# [Information shown]
__________________________________________________
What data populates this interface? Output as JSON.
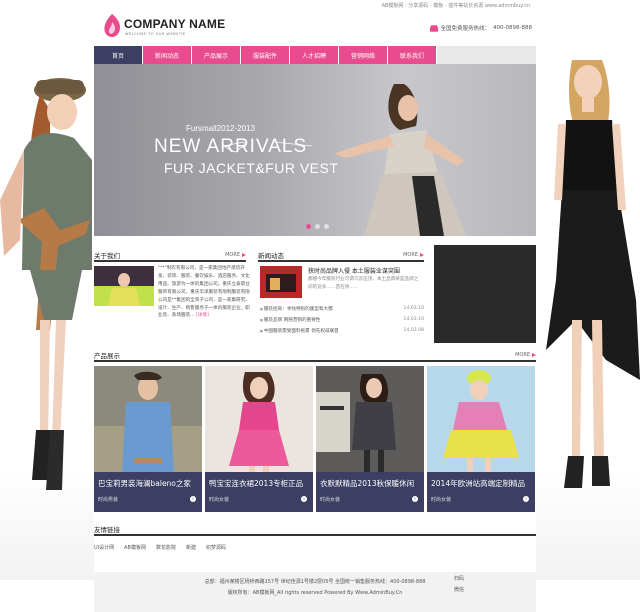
{
  "topbar": {
    "text": "AB模板网 : 分享源码 - 模板 - 插件等站长资源 www.adminbuy.cn"
  },
  "logo": {
    "name": "COMPANY NAME",
    "tagline": "WELCOME TO OUR WEBSITE"
  },
  "hotline": {
    "label": "全国免费服务热线：",
    "number": "400-0898-888"
  },
  "nav": [
    {
      "label": "首页",
      "active": true
    },
    {
      "label": "新闻动态"
    },
    {
      "label": "产品展示"
    },
    {
      "label": "服装配件"
    },
    {
      "label": "人才招聘"
    },
    {
      "label": "营销网络"
    },
    {
      "label": "联系我们"
    }
  ],
  "banner": {
    "subtitle": "Fursmall2012-2013",
    "title": "NEW ARRIVALS",
    "title2": "FUR JACKET&FUR VEST"
  },
  "about": {
    "heading": "关于我们",
    "more": "MORE",
    "text": "\"**\"制衣有限公司，是一家集团地产建筑开发、装饰、服装、餐饮娱乐、酒店服务、文化用品、旅游为一体的集团公司。重庆立泰职业服饰有限公司，重庆华泽服装有限制服装有限公司是**集团的全资子公司，是一家集研究、设计、生产、销售服务于一体的服装企业，职业装、系场服装...",
    "more_link": "[详情]"
  },
  "news": {
    "heading": "新闻动态",
    "more": "MORE",
    "featured_title": "狭时尚品牌入侵 本土服装业谋突围",
    "featured_desc": "都擅今年服装行业可谓乌云压顶，本土品牌将是品牌之间的竞争……首在将……",
    "items": [
      {
        "title": "服装招商：寻找特别的版型和大都",
        "date": "14.03.10"
      },
      {
        "title": "服装品牌  网络营销的重要性",
        "date": "14.03.10"
      },
      {
        "title": "中国服装需受面料拖累 领先权威联首",
        "date": "14.03.08"
      }
    ]
  },
  "products": {
    "heading": "产品展示",
    "more": "MORE",
    "items": [
      {
        "title": "巴宝莉男装海澜baleno之家",
        "category": "时尚男装"
      },
      {
        "title": "鸭宝宝连衣裙2013专柜正品",
        "category": "时尚女装"
      },
      {
        "title": "衣默默精品2013秋保暖休闲",
        "category": "时尚女装"
      },
      {
        "title": "2014年欧洲站高端定制精品",
        "category": "时尚女装"
      }
    ]
  },
  "links": {
    "heading": "友情链接",
    "items": [
      "UI设计网",
      "AB模板网",
      "数花影院",
      "新建",
      "织梦源码"
    ]
  },
  "footer": {
    "line1": "总部：福州某楼区杨桥西路157号 世纪佳源1号楼2层05号    全国统一销售服务热线：400-0898-888",
    "line2": "版权所有：AB模板网_All rights reserved Powered By Www.AdminBuy.Cn"
  },
  "side_note": [
    "扫码",
    "微信"
  ],
  "colors": {
    "accent": "#e94c8e",
    "navy": "#3c3f63"
  }
}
__________________________________________________
# [Stated task]
Exactly how many lines in the data above contain the word "label"? Respond with the number and nothing more.

# [Result of this task]
8